- [やること]
下の記録をすべて、一字一句変えずにそのまま書き写してください。

- [空間レイアウトの項目]
━━━━━━━━━━━━━━━━━━━━━━━━━━━━━━

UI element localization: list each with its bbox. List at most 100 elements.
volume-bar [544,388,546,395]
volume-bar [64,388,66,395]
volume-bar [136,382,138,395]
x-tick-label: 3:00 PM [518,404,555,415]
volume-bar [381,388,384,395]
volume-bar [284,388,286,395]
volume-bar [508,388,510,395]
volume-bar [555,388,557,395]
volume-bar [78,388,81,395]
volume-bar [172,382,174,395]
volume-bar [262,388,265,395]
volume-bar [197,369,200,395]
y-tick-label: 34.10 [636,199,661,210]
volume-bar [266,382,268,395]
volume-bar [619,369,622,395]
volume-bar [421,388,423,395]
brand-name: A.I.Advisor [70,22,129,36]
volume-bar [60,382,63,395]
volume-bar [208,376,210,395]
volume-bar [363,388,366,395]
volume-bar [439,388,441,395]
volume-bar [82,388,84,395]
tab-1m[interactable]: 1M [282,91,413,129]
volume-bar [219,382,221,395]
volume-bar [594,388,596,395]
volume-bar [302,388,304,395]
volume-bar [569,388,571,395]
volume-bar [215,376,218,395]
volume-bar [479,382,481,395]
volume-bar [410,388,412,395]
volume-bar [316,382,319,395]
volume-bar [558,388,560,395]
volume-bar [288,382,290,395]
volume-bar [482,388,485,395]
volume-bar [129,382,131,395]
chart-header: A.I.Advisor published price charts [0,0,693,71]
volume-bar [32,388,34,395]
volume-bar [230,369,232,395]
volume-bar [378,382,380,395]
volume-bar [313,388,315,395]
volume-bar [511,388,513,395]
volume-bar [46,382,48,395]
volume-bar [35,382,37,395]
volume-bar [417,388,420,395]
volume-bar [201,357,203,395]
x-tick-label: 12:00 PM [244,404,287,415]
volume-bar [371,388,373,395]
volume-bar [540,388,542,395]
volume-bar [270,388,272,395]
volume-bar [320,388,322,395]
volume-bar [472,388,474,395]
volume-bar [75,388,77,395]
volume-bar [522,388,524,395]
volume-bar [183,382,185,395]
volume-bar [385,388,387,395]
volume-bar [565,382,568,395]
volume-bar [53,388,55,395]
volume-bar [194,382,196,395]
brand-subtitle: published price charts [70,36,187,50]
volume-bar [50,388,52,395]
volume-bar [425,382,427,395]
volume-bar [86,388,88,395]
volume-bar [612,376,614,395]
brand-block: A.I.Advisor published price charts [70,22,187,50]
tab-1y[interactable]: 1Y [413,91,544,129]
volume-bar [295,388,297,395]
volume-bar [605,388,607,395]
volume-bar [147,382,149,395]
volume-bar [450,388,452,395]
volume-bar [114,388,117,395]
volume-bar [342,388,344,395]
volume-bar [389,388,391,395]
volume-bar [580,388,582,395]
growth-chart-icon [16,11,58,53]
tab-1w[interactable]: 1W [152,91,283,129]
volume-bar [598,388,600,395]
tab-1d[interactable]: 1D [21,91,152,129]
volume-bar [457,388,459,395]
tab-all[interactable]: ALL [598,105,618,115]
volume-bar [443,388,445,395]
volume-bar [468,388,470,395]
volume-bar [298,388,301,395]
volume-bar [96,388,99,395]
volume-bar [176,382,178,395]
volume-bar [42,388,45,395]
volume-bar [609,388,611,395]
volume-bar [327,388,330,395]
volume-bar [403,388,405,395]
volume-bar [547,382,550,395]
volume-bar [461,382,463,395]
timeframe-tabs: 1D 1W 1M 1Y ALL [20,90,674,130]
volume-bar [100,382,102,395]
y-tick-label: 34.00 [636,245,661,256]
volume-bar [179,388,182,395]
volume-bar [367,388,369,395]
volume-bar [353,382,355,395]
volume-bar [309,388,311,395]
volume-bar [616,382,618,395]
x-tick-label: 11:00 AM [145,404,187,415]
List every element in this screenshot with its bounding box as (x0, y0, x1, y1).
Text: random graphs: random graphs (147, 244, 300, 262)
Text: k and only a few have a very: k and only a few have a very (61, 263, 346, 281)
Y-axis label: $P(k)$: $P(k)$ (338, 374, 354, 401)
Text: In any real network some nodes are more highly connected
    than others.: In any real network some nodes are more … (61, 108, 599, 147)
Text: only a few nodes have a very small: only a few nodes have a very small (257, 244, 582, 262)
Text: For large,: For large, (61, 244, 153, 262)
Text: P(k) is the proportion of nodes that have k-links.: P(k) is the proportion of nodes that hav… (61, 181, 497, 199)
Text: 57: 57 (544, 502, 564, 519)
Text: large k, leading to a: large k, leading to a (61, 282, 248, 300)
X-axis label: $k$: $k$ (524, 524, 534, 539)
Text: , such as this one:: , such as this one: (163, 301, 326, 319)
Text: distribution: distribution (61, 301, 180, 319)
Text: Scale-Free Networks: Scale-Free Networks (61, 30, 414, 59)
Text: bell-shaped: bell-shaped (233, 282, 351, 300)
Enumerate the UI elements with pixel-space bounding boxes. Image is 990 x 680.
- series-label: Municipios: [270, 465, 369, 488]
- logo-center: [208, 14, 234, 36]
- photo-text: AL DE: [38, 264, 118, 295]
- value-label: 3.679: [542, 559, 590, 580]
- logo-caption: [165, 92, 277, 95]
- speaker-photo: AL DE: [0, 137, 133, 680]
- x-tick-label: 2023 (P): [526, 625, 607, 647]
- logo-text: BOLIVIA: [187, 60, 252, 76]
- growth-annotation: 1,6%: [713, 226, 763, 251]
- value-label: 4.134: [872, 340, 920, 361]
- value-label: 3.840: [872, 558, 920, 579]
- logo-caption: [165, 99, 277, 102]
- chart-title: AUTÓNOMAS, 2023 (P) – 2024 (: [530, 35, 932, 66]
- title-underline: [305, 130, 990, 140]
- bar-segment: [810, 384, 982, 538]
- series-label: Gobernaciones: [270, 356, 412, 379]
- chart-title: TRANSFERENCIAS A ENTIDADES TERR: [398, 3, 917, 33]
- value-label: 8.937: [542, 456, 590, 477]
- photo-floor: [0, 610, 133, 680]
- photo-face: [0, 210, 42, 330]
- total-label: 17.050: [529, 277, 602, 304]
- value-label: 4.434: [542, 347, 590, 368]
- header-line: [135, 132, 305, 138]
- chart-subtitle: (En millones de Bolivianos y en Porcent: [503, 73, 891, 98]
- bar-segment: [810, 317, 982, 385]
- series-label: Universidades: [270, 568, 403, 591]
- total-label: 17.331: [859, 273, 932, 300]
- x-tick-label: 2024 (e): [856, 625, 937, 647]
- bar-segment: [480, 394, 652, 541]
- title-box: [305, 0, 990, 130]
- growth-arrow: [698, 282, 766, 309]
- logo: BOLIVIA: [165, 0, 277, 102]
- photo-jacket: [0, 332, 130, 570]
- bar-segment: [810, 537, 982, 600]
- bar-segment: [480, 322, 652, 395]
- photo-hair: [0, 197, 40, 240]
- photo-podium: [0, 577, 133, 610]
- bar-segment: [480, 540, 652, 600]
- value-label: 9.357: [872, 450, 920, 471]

━━━━━━━━━━━━━━━━━━━━━━━━━━━━━━

- [答え]
UI element localization: list each with its bbox. List at most 100 elements.
volume-bar [544,388,546,395]
volume-bar [64,388,66,395]
volume-bar [136,382,138,395]
x-tick-label: 3:00 PM [518,404,555,415]
volume-bar [381,388,384,395]
volume-bar [284,388,286,395]
volume-bar [508,388,510,395]
volume-bar [555,388,557,395]
volume-bar [78,388,81,395]
volume-bar [172,382,174,395]
volume-bar [262,388,265,395]
volume-bar [197,369,200,395]
y-tick-label: 34.10 [636,199,661,210]
volume-bar [266,382,268,395]
volume-bar [619,369,622,395]
volume-bar [421,388,423,395]
brand-name: A.I.Advisor [70,22,129,36]
volume-bar [60,382,63,395]
volume-bar [208,376,210,395]
volume-bar [363,388,366,395]
volume-bar [439,388,441,395]
volume-bar [82,388,84,395]
tab-1m[interactable]: 1M [282,91,413,129]
volume-bar [219,382,221,395]
volume-bar [594,388,596,395]
volume-bar [302,388,304,395]
volume-bar [569,388,571,395]
volume-bar [215,376,218,395]
volume-bar [479,382,481,395]
volume-bar [410,388,412,395]
volume-bar [316,382,319,395]
volume-bar [558,388,560,395]
volume-bar [288,382,290,395]
volume-bar [482,388,485,395]
volume-bar [129,382,131,395]
chart-header: A.I.Advisor published price charts [0,0,693,71]
volume-bar [32,388,34,395]
volume-bar [230,369,232,395]
volume-bar [378,382,380,395]
volume-bar [313,388,315,395]
volume-bar [511,388,513,395]
volume-bar [46,382,48,395]
volume-bar [35,382,37,395]
volume-bar [417,388,420,395]
volume-bar [201,357,203,395]
x-tick-label: 12:00 PM [244,404,287,415]
volume-bar [371,388,373,395]
volume-bar [540,388,542,395]
volume-bar [270,388,272,395]
volume-bar [320,388,322,395]
volume-bar [472,388,474,395]
volume-bar [75,388,77,395]
volume-bar [522,388,524,395]
volume-bar [183,382,185,395]
volume-bar [385,388,387,395]
volume-bar [565,382,568,395]
volume-bar [53,388,55,395]
volume-bar [194,382,196,395]
brand-subtitle: published price charts [70,36,187,50]
volume-bar [50,388,52,395]
volume-bar [425,382,427,395]
volume-bar [86,388,88,395]
volume-bar [612,376,614,395]
brand-block: A.I.Advisor published price charts [70,22,187,50]
tab-1y[interactable]: 1Y [413,91,544,129]
volume-bar [295,388,297,395]
volume-bar [605,388,607,395]
volume-bar [147,382,149,395]
volume-bar [450,388,452,395]
volume-bar [114,388,117,395]
volume-bar [342,388,344,395]
volume-bar [389,388,391,395]
volume-bar [580,388,582,395]
growth-chart-icon [16,11,58,53]
tab-1w[interactable]: 1W [152,91,283,129]
volume-bar [598,388,600,395]
tab-1d[interactable]: 1D [21,91,152,129]
volume-bar [457,388,459,395]
tab-all[interactable]: ALL [598,105,618,115]
volume-bar [443,388,445,395]
volume-bar [468,388,470,395]
volume-bar [298,388,301,395]
volume-bar [96,388,99,395]
volume-bar [176,382,178,395]
volume-bar [42,388,45,395]
volume-bar [609,388,611,395]
volume-bar [327,388,330,395]
volume-bar [403,388,405,395]
volume-bar [547,382,550,395]
volume-bar [461,382,463,395]
timeframe-tabs: 1D 1W 1M 1Y ALL [20,90,674,130]
volume-bar [100,382,102,395]
y-tick-label: 34.00 [636,245,661,256]
volume-bar [179,388,182,395]
volume-bar [367,388,369,395]
volume-bar [353,382,355,395]
volume-bar [309,388,311,395]
volume-bar [616,382,618,395]
x-tick-label: 11:00 AM [145,404,187,415]
List every element in this screenshot with its bounding box as (x0, y0, x1, y1).
Text: random graphs: random graphs (147, 244, 300, 262)
Text: k and only a few have a very: k and only a few have a very (61, 263, 346, 281)
Y-axis label: $P(k)$: $P(k)$ (338, 374, 354, 401)
Text: In any real network some nodes are more highly connected
    than others.: In any real network some nodes are more … (61, 108, 599, 147)
Text: only a few nodes have a very small: only a few nodes have a very small (257, 244, 582, 262)
Text: For large,: For large, (61, 244, 153, 262)
Text: P(k) is the proportion of nodes that have k-links.: P(k) is the proportion of nodes that hav… (61, 181, 497, 199)
Text: 57: 57 (544, 502, 564, 519)
Text: large k, leading to a: large k, leading to a (61, 282, 248, 300)
X-axis label: $k$: $k$ (524, 524, 534, 539)
Text: , such as this one:: , such as this one: (163, 301, 326, 319)
Text: distribution: distribution (61, 301, 180, 319)
Text: Scale-Free Networks: Scale-Free Networks (61, 30, 414, 59)
Text: bell-shaped: bell-shaped (233, 282, 351, 300)
Enumerate the UI elements with pixel-space bounding boxes. Image is 990 x 680.
- series-label: Municipios: [270, 465, 369, 488]
- logo-center: [208, 14, 234, 36]
- photo-text: AL DE: [38, 264, 118, 295]
- value-label: 3.679: [542, 559, 590, 580]
- logo-caption: [165, 92, 277, 95]
- speaker-photo: AL DE: [0, 137, 133, 680]
- x-tick-label: 2023 (P): [526, 625, 607, 647]
- logo-text: BOLIVIA: [187, 60, 252, 76]
- growth-annotation: 1,6%: [713, 226, 763, 251]
- value-label: 4.134: [872, 340, 920, 361]
- value-label: 3.840: [872, 558, 920, 579]
- logo-caption: [165, 99, 277, 102]
- chart-title: AUTÓNOMAS, 2023 (P) – 2024 (: [530, 35, 932, 66]
- title-underline: [305, 130, 990, 140]
- bar-segment: [810, 384, 982, 538]
- series-label: Gobernaciones: [270, 356, 412, 379]
- chart-title: TRANSFERENCIAS A ENTIDADES TERR: [398, 3, 917, 33]
- value-label: 8.937: [542, 456, 590, 477]
- photo-floor: [0, 610, 133, 680]
- photo-face: [0, 210, 42, 330]
- total-label: 17.050: [529, 277, 602, 304]
- value-label: 4.434: [542, 347, 590, 368]
- header-line: [135, 132, 305, 138]
- chart-subtitle: (En millones de Bolivianos y en Porcent: [503, 73, 891, 98]
- bar-segment: [810, 317, 982, 385]
- series-label: Universidades: [270, 568, 403, 591]
- total-label: 17.331: [859, 273, 932, 300]
- x-tick-label: 2024 (e): [856, 625, 937, 647]
- bar-segment: [480, 394, 652, 541]
- title-box: [305, 0, 990, 130]
- growth-arrow: [698, 282, 766, 309]
- logo: BOLIVIA: [165, 0, 277, 102]
- photo-jacket: [0, 332, 130, 570]
- bar-segment: [810, 537, 982, 600]
- bar-segment: [480, 322, 652, 395]
- photo-hair: [0, 197, 40, 240]
- photo-podium: [0, 577, 133, 610]
- bar-segment: [480, 540, 652, 600]
- value-label: 9.357: [872, 450, 920, 471]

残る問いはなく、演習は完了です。